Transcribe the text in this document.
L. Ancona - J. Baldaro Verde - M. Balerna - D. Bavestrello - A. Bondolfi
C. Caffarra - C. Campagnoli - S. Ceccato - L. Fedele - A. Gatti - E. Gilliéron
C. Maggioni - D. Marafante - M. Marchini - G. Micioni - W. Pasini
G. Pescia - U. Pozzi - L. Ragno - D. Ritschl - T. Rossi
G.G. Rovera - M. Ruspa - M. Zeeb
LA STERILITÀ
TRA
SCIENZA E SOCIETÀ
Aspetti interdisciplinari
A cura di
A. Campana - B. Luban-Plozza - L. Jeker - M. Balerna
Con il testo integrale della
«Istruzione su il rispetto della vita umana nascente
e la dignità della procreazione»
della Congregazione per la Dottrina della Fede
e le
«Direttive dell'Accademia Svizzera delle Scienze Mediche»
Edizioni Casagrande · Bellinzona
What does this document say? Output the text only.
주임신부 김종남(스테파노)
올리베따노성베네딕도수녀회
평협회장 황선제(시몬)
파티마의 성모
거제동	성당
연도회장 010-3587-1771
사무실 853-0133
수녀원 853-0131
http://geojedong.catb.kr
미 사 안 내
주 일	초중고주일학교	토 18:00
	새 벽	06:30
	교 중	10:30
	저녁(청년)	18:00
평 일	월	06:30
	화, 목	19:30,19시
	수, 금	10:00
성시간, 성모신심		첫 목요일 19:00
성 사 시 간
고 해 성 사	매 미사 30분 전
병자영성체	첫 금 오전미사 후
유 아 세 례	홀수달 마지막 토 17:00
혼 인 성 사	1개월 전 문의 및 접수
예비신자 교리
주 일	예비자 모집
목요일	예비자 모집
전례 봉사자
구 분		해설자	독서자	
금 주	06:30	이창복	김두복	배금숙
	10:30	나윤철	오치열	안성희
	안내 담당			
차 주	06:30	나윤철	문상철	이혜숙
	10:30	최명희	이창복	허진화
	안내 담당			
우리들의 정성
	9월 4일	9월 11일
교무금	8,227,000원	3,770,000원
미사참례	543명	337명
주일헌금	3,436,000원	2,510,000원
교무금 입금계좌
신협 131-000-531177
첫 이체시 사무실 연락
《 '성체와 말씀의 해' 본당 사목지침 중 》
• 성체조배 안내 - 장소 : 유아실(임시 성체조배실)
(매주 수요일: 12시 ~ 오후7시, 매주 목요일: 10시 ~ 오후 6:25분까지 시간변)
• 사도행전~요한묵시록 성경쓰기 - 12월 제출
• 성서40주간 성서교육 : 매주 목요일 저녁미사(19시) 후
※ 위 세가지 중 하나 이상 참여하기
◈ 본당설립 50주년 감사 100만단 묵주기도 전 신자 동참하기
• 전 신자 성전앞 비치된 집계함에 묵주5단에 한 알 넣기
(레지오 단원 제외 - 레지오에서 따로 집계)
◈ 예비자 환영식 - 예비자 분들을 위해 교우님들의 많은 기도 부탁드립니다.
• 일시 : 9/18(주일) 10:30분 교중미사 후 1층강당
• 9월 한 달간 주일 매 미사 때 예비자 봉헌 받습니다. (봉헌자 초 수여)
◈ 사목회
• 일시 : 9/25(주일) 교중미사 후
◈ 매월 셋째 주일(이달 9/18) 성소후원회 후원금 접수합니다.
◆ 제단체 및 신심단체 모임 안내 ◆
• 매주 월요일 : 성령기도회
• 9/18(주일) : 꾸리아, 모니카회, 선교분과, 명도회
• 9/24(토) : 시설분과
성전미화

--

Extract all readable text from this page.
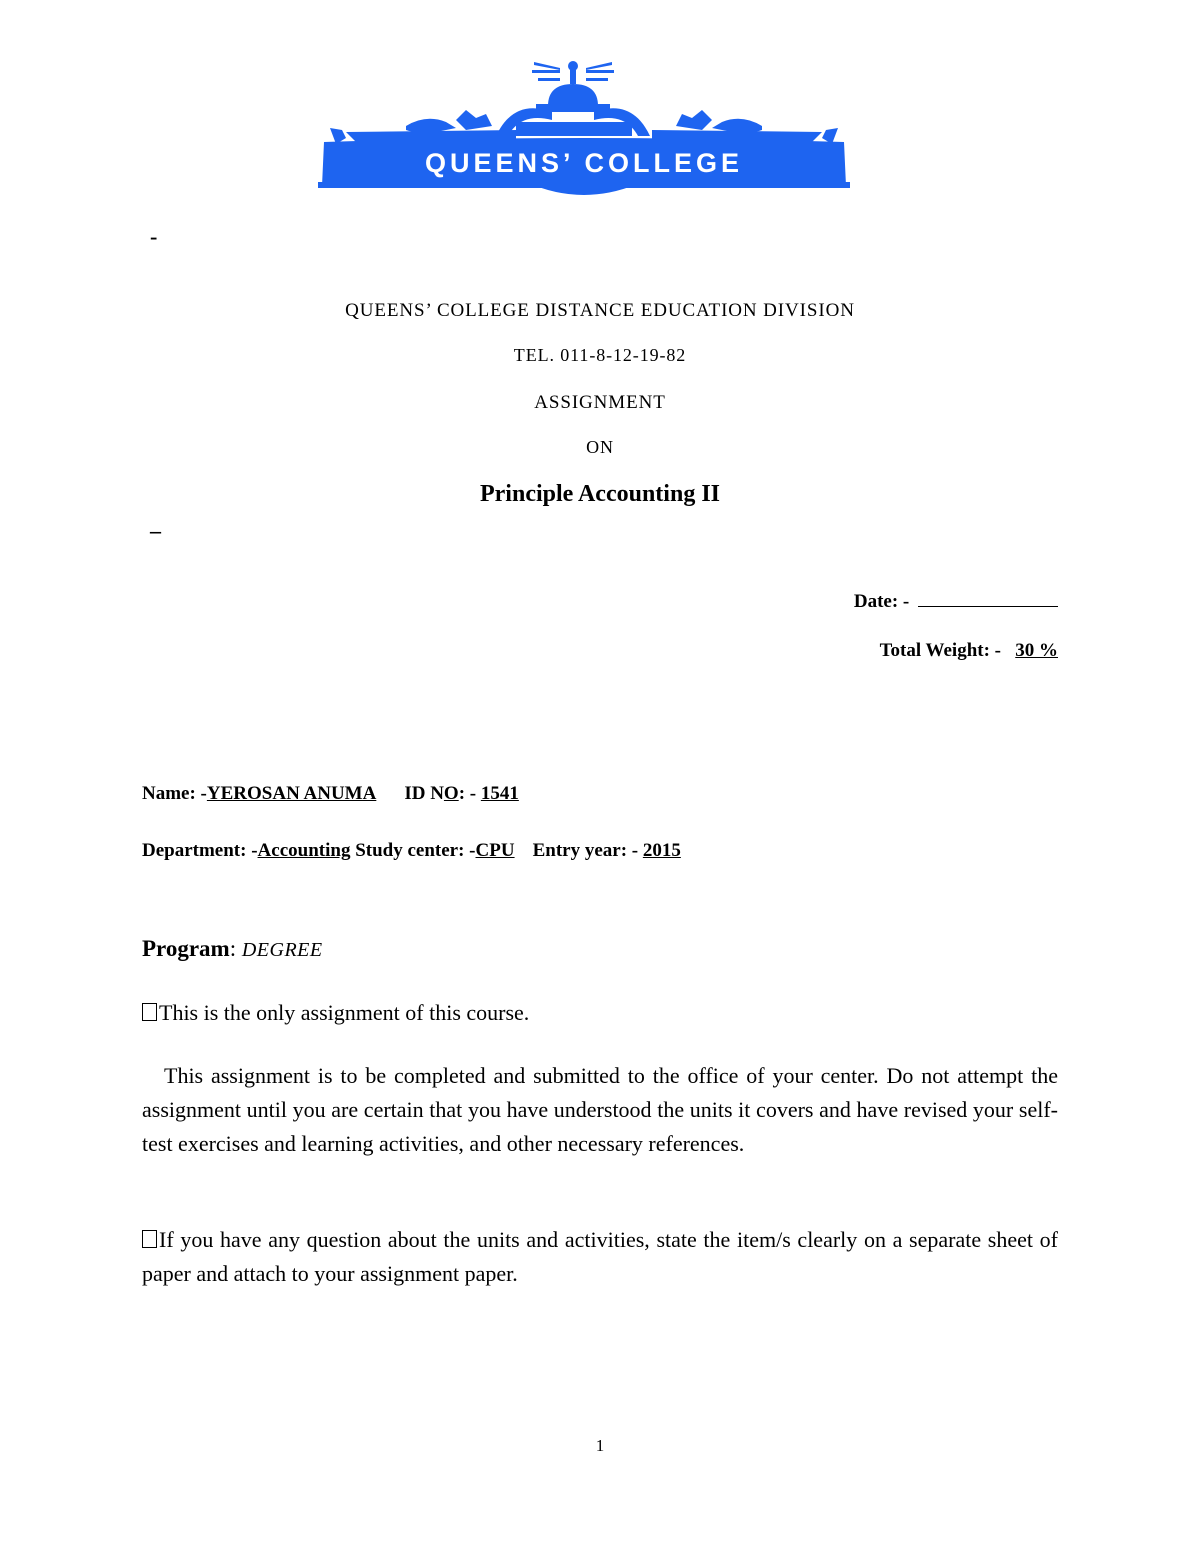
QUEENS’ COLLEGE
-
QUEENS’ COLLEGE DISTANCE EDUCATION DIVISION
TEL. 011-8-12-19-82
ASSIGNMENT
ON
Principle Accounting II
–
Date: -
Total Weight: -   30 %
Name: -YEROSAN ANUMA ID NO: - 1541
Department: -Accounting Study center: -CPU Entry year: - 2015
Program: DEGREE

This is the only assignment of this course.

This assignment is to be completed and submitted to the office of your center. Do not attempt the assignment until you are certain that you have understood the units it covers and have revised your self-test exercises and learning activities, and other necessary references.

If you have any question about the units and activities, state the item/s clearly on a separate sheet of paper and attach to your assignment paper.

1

__YOUR OBJECTIVE__:
Within the entries above, report how many lines include "Accounting", and keep the answer to the number.

__WRITTEN SOLUTION__:
2